Write the number of lines holding the word "ניקע", and nothing else.

── DATASET EXTRACT

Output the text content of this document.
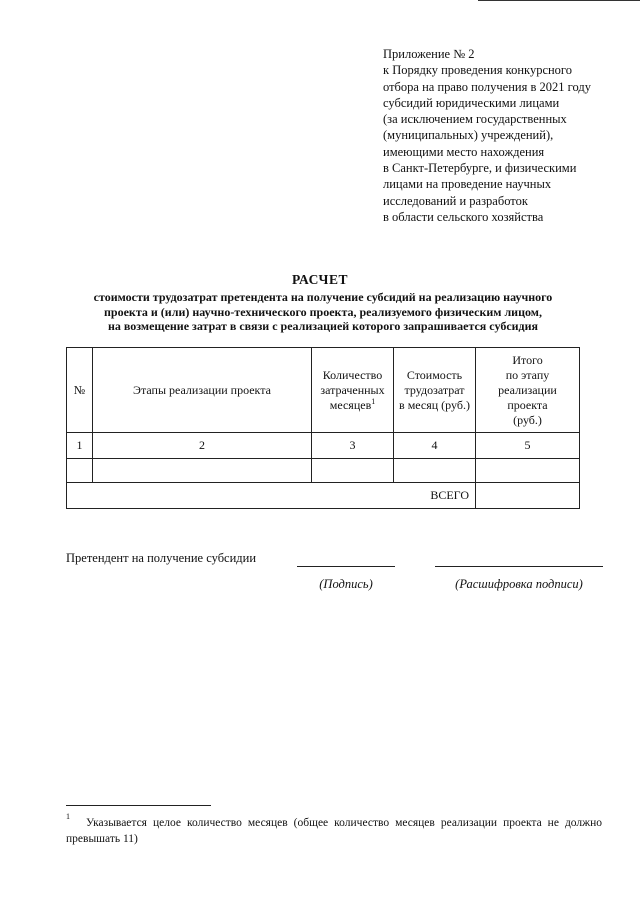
Приложение № 2
к Порядку проведения конкурсного
отбора на право получения в 2021 году
субсидий юридическими лицами
(за исключением государственных
(муниципальных) учреждений),
имеющими место нахождения
в Санкт-Петербурге, и физическими
лицами на проведение научных
исследований и разработок
в области сельского хозяйства
РАСЧЕТ
стоимости трудозатрат претендента на получение субсидий на реализацию научного
проекта и (или) научно-технического проекта, реализуемого физическим лицом,
на возмещение затрат в связи с реализацией которого запрашивается субсидия
№	Этапы реализации проекта	Количество
затраченных
месяцев$^1$	Стоимость
трудозатрат
в месяц (руб.)	Итого
по этапу
реализации
проекта
(руб.)
1	2	3	4	5

ВСЕГО				
Претендент на получение субсидии
(Подпись)	(Расшифровка подписи)
1
Указывается целое количество месяцев (общее количество месяцев реализации проекта не должно превышать 11)
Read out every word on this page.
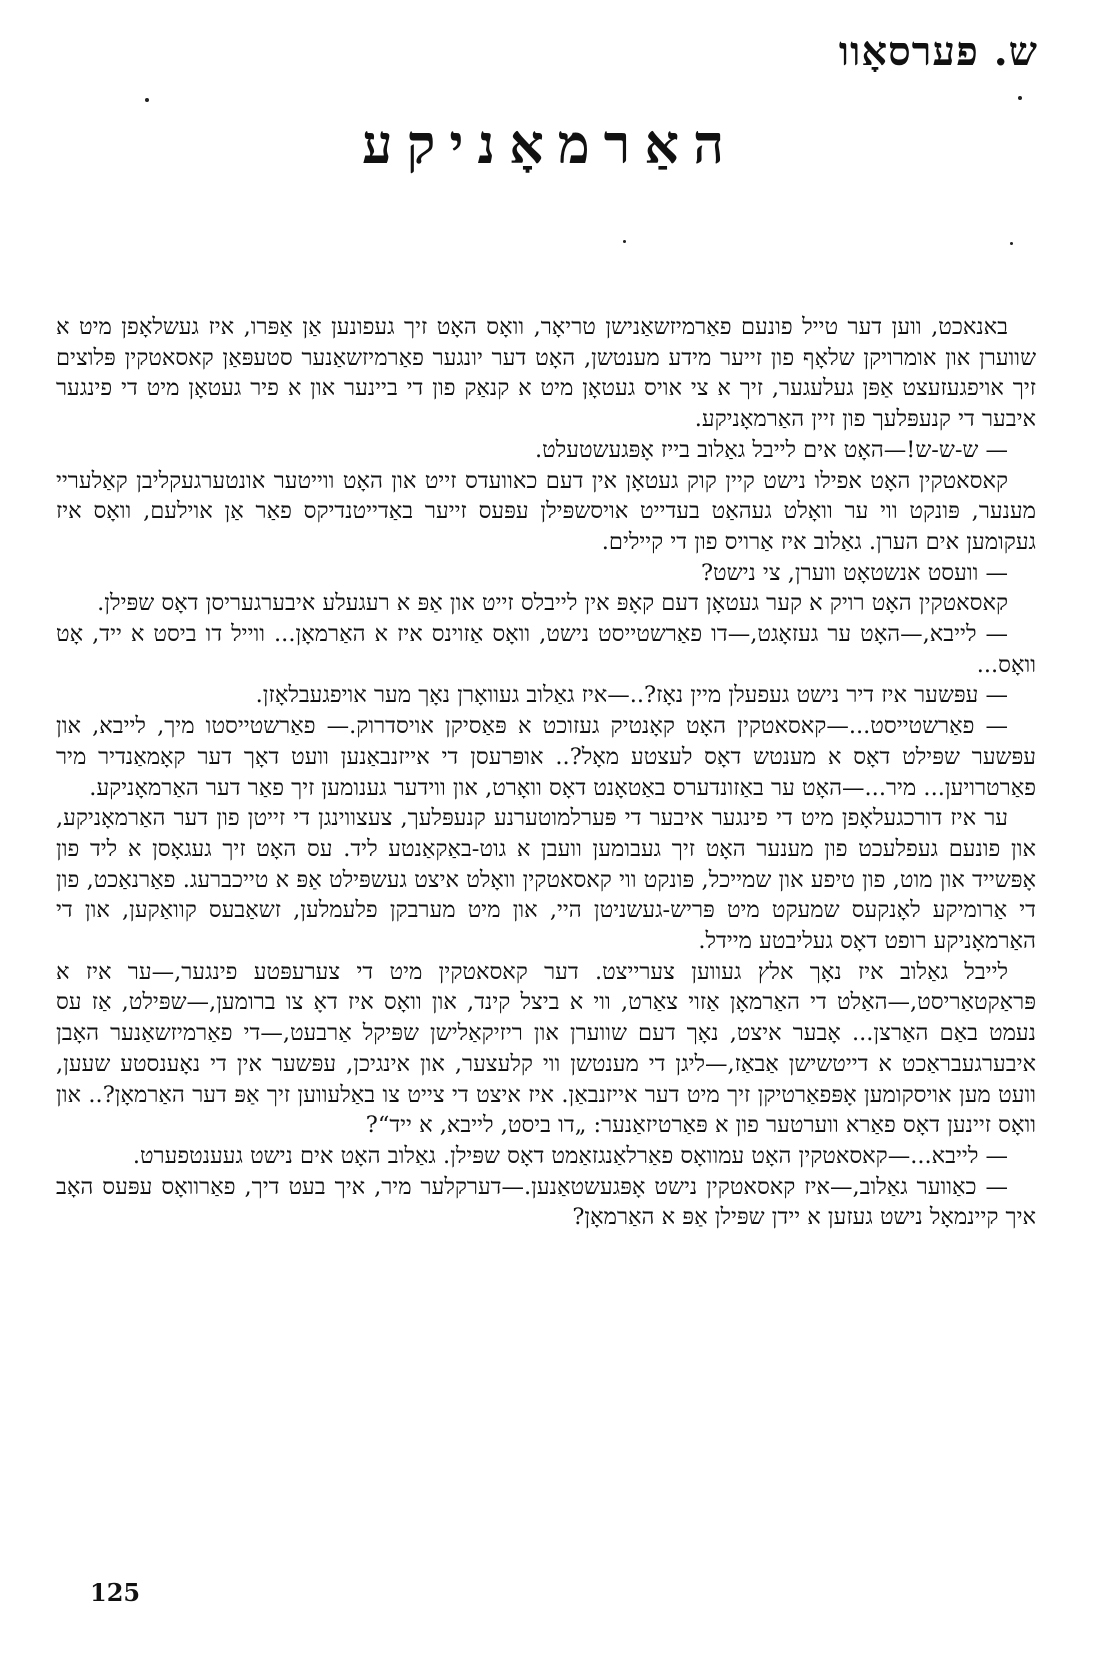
ש. פערסאָוו
האַרמאָניקע

באנאכט, ווען דער טייל פונעם פאַרמיזשאַנישן טריאָר, וואָס האָט זיך געפונען אַן אַפּרו, איז געשלאָפן מיט א שווערן און אומרויקן שלאָף פון זייער מידע מענטשן, האָט דער יונגער פאַרמיזשאַנער סטעפּאַן קאסאטקין פּלוצים זיך אויפגעזעצט אַפּן געלעגער, זיך א צי אויס געטאָן מיט א קנאַק פון די ביינער און א פיר געטאָן מיט די פינגער איבער די קנעפּלעך פון זיין האַרמאָניקע.

— ש-ש-ש!—האָט אים לייבל גאַלוב בייז אָפּגעשטעלט.

קאסאטקין האָט אפילו נישט קיין קוק געטאָן אין דעם כאוועדס זייט און האָט ווייטער אונטערגעקליבן קאַלעריי מענער, פּונקט ווי ער וואָלט געהאַט בעדייט אויסשפּילן עפּעס זייער באַדייטנדיקס פאַר אַן אוילעם, וואָס איז געקומען אים הערן. גאַלוב איז אַרויס פון די קיילים.

— וועסט אנשטאָט ווערן, צי נישט?

קאסאטקין האָט רויק א קער געטאָן דעם קאָפּ אין לייבלס זייט און אַפּ א רעגעלע איבערגעריסן דאָס שפּילן.

— לייבא,—האָט ער געזאָגט,—דו פאַרשטייסט נישט, וואָס אַזוינס איז א האַרמאָן... ווייל דו ביסט א ייד, אָט וואָס...

— עפּשער איז דיר נישט געפעלן מיין נאָז?..—איז גאַלוב געוואָרן נאָך מער אויפגעבלאָזן.

— פאַרשטייסט...—קאסאטקין האָט קאָנטיק געזוכט א פּאַסיקן אויסדרוק.— פאַרשטייסטו מיך, לייבא, און עפּשער שפּילט דאָס א מענטש דאָס לעצטע מאָל?.. אופּרעסן די אייזנבאַנען וועט דאָך דער קאָמאַנדיר מיר פאַרטרויען... מיר...—האָט ער באַזונדערס באַטאָנט דאָס וואָרט, און ווידער גענומען זיך פאַר דער האַרמאָניקע.

ער איז דורכגעלאָפן מיט די פינגער איבער די פּערלמוטערנע קנעפּלעך, צעצווינגן די זייטן פון דער האַרמאָניקע, און פונעם געפלעכט פון מענער האָט זיך געבומען וועבן א גוט-באַקאַנטע ליד. עס האָט זיך געגאָסן א ליד פון אָפּשייד און מוט, פון טיפע און שמייכל, פּונקט ווי קאסאטקין וואָלט איצט געשפּילט אַפּ א טייכברעג. פאַרנאַכט, פון די אַרומיקע לאָנקעס שמעקט מיט פּריש-געשניטן היי, און מיט מערבקן פלעמלען, זשאַבעס קוואַקען, און די האַרמאָניקע רופט דאָס געליבטע מיידל.

לייבל גאַלוב איז נאָך אלץ געווען צערייצט. דער קאסאטקין מיט די צערעפּטע פינגער,—ער איז א פּראַקטאַריסט,—האַלט די האַרמאָן אַזוי צאַרט, ווי א ביצל קינד, און וואָס איז דאָ צו ברומען,—שפּילט, אַז עס נעמט באַם האַרצן... אָבער איצט, נאָך דעם שווערן און ריזיקאַלישן שפּיקל אַרבעט,—די פאַרמיזשאַנער האָבן איבערגעבראַכט א דייטשישן אַבאַז,—ליגן די מענטשן ווי קלעצער, און אינגיכן, עפּשער אין די נאָענסטע שעען, וועט מען אויסקומען אָפּפאַרטיקן זיך מיט דער אייזנבאַן. איז איצט די צייט צו באַלעווען זיך אַפּ דער האַרמאָן?.. און וואָס זיינען דאָס פאַרא ווערטער פון א פּאַרטיזאַנער: „דו ביסט, לייבא, א ייד“?

— לייבא...—קאסאטקין האָט עמוואָס פאַרלאַנגזאַמט דאָס שפּילן. גאַלוב האָט אים נישט געענטפערט.

— כאַווער גאַלוב,—איז קאסאטקין נישט אָפּגעשטאַנען.—דערקלער מיר, איך בעט דיך, פאַרוואָס עפּעס האָב איך קיינמאָל נישט געזען א יידן שפּילן אַפּ א האַרמאָן?

125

────

#### ANSWER TO THIS EXERCISE:
4